### Input records

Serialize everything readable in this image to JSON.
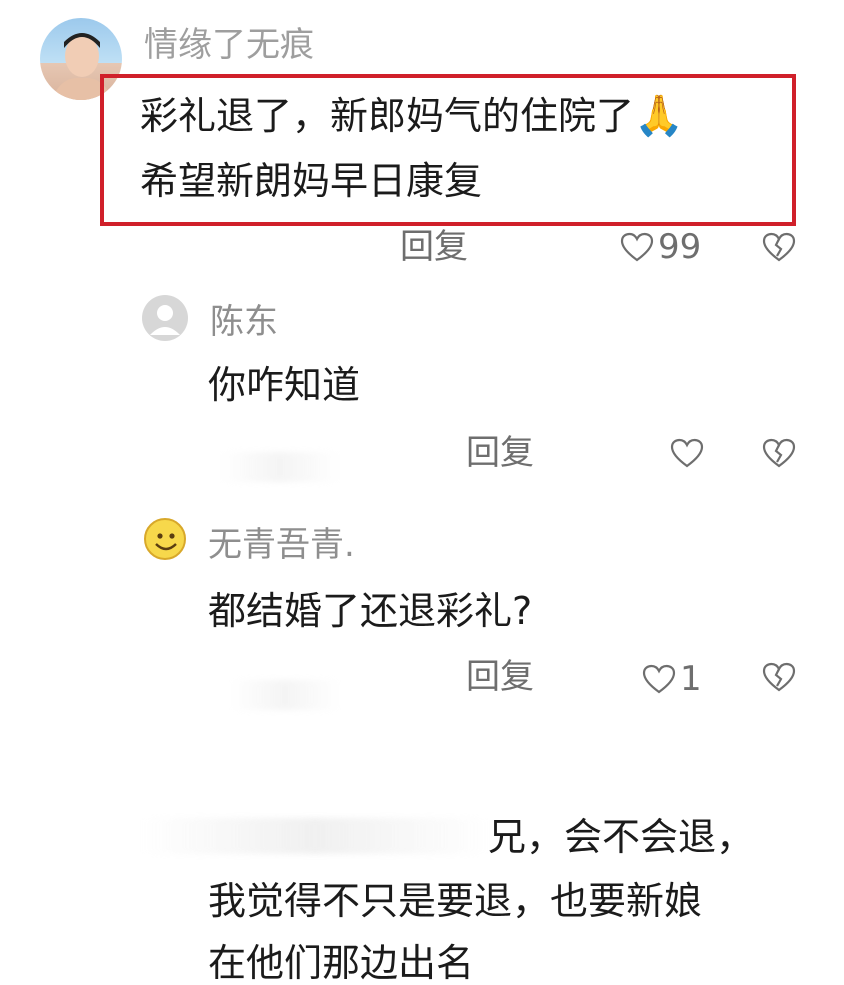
{
  "comments": [
    {
      "username": "情缘了无痕",
      "line1": "彩礼退了，新郎妈气的住院了",
      "emoji": "🙏",
      "line2": "希望新朗妈早日康复",
      "reply_label": "回复",
      "likes": "99"
    },
    {
      "username": "陈东",
      "text": "你咋知道",
      "reply_label": "回复",
      "likes": ""
    },
    {
      "username": "无青吾青.",
      "text": "都结婚了还退彩礼?",
      "reply_label": "回复",
      "likes": "1"
    },
    {
      "line1": "兄，会不会退，",
      "line2": "我觉得不只是要退，也要新娘",
      "line3": "在他们那边出名"
    }
  ],
  "colors": {
    "highlight_border": "#d0202a",
    "meta_text": "#6e6e6e",
    "username": "#8e8e8e"
  }
}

### Task to complete
Go through the entries above and print each one exactly, minus the pictures.

### Result of this exercise
Serialize everything readable in this image to JSON.
{
  "comments": [
    {
      "username": "情缘了无痕",
      "line1": "彩礼退了，新郎妈气的住院了",
      "emoji": "🙏",
      "line2": "希望新朗妈早日康复",
      "reply_label": "回复",
      "likes": "99"
    },
    {
      "username": "陈东",
      "text": "你咋知道",
      "reply_label": "回复",
      "likes": ""
    },
    {
      "username": "无青吾青.",
      "text": "都结婚了还退彩礼?",
      "reply_label": "回复",
      "likes": "1"
    },
    {
      "line1": "兄，会不会退，",
      "line2": "我觉得不只是要退，也要新娘",
      "line3": "在他们那边出名"
    }
  ],
  "colors": {
    "highlight_border": "#d0202a",
    "meta_text": "#6e6e6e",
    "username": "#8e8e8e"
  }
}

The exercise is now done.